→ **Task to complete**: Reproduce all of the listing below without alteration.

→ **Exercise input**:
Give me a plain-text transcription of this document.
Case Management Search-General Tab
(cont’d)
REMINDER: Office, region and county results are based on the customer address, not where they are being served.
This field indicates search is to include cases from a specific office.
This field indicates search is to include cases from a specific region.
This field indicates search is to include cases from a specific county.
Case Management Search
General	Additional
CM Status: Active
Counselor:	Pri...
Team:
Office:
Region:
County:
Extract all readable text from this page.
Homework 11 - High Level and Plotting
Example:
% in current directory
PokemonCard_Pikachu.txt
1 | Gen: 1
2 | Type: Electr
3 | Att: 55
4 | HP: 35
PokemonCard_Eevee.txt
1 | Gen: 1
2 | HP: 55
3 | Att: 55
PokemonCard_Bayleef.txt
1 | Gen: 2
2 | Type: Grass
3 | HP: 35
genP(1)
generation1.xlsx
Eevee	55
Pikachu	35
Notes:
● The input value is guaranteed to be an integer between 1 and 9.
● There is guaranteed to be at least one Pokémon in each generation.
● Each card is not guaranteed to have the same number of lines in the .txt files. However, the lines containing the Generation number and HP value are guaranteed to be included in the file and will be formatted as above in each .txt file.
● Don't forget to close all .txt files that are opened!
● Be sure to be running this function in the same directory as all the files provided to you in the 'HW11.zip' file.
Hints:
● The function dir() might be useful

→ **Worked solution**:
Give me a plain-text transcription of this document.
Case Management Search-General Tab
(cont’d)
REMINDER: Office, region and county results are based on the customer address, not where they are being served.
This field indicates search is to include cases from a specific office.
This field indicates search is to include cases from a specific region.
This field indicates search is to include cases from a specific county.
Case Management Search
General	Additional
CM Status: Active
Counselor:	Pri...
Team:
Office:
Region:
County:
Extract all readable text from this page.
Homework 11 - High Level and Plotting
Example:
% in current directory
PokemonCard_Pikachu.txt
1 | Gen: 1
2 | Type: Electr
3 | Att: 55
4 | HP: 35
PokemonCard_Eevee.txt
1 | Gen: 1
2 | HP: 55
3 | Att: 55
PokemonCard_Bayleef.txt
1 | Gen: 2
2 | Type: Grass
3 | HP: 35
genP(1)
generation1.xlsx
Eevee	55
Pikachu	35
Notes:
● The input value is guaranteed to be an integer between 1 and 9.
● There is guaranteed to be at least one Pokémon in each generation.
● Each card is not guaranteed to have the same number of lines in the .txt files. However, the lines containing the Generation number and HP value are guaranteed to be included in the file and will be formatted as above in each .txt file.
● Don't forget to close all .txt files that are opened!
● Be sure to be running this function in the same directory as all the files provided to you in the 'HW11.zip' file.
Hints:
● The function dir() might be useful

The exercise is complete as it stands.